▸ **Instructions for the task**
Your task is to repeat the listing exactly.

Data entries for graphics

════════════════════

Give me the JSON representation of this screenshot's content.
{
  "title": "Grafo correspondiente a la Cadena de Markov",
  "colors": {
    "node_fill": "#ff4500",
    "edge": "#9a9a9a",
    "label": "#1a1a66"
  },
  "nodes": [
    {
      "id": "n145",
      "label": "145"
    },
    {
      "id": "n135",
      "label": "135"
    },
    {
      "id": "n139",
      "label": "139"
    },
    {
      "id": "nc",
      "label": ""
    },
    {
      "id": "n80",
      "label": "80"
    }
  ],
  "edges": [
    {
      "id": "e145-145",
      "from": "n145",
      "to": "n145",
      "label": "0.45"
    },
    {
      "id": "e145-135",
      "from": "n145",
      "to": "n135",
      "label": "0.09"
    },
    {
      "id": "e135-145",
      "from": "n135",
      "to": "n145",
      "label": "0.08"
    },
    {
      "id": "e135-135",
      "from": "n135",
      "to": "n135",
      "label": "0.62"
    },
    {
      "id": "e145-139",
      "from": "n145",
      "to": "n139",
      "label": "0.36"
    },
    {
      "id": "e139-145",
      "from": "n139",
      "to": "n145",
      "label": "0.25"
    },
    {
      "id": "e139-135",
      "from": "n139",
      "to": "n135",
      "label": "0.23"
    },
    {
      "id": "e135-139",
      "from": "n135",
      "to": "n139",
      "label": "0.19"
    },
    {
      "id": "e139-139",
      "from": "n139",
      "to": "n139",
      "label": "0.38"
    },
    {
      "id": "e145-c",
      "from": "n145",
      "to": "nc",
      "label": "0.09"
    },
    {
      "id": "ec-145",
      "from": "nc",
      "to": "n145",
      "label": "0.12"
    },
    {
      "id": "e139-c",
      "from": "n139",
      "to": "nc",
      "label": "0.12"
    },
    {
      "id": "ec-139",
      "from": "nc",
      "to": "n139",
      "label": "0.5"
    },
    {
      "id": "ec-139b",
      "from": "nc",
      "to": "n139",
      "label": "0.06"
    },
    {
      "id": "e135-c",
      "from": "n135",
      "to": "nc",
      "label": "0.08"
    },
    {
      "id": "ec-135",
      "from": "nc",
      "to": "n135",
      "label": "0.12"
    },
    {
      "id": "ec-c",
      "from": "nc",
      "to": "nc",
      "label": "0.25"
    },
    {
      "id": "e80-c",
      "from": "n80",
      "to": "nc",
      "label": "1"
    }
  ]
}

════════════════════

▸ **Task answer**
Give me the JSON representation of this screenshot's content.
{
  "title": "Grafo correspondiente a la Cadena de Markov",
  "colors": {
    "node_fill": "#ff4500",
    "edge": "#9a9a9a",
    "label": "#1a1a66"
  },
  "nodes": [
    {
      "id": "n145",
      "label": "145"
    },
    {
      "id": "n135",
      "label": "135"
    },
    {
      "id": "n139",
      "label": "139"
    },
    {
      "id": "nc",
      "label": ""
    },
    {
      "id": "n80",
      "label": "80"
    }
  ],
  "edges": [
    {
      "id": "e145-145",
      "from": "n145",
      "to": "n145",
      "label": "0.45"
    },
    {
      "id": "e145-135",
      "from": "n145",
      "to": "n135",
      "label": "0.09"
    },
    {
      "id": "e135-145",
      "from": "n135",
      "to": "n145",
      "label": "0.08"
    },
    {
      "id": "e135-135",
      "from": "n135",
      "to": "n135",
      "label": "0.62"
    },
    {
      "id": "e145-139",
      "from": "n145",
      "to": "n139",
      "label": "0.36"
    },
    {
      "id": "e139-145",
      "from": "n139",
      "to": "n145",
      "label": "0.25"
    },
    {
      "id": "e139-135",
      "from": "n139",
      "to": "n135",
      "label": "0.23"
    },
    {
      "id": "e135-139",
      "from": "n135",
      "to": "n139",
      "label": "0.19"
    },
    {
      "id": "e139-139",
      "from": "n139",
      "to": "n139",
      "label": "0.38"
    },
    {
      "id": "e145-c",
      "from": "n145",
      "to": "nc",
      "label": "0.09"
    },
    {
      "id": "ec-145",
      "from": "nc",
      "to": "n145",
      "label": "0.12"
    },
    {
      "id": "e139-c",
      "from": "n139",
      "to": "nc",
      "label": "0.12"
    },
    {
      "id": "ec-139",
      "from": "nc",
      "to": "n139",
      "label": "0.5"
    },
    {
      "id": "ec-139b",
      "from": "nc",
      "to": "n139",
      "label": "0.06"
    },
    {
      "id": "e135-c",
      "from": "n135",
      "to": "nc",
      "label": "0.08"
    },
    {
      "id": "ec-135",
      "from": "nc",
      "to": "n135",
      "label": "0.12"
    },
    {
      "id": "ec-c",
      "from": "nc",
      "to": "nc",
      "label": "0.25"
    },
    {
      "id": "e80-c",
      "from": "n80",
      "to": "nc",
      "label": "1"
    }
  ]
}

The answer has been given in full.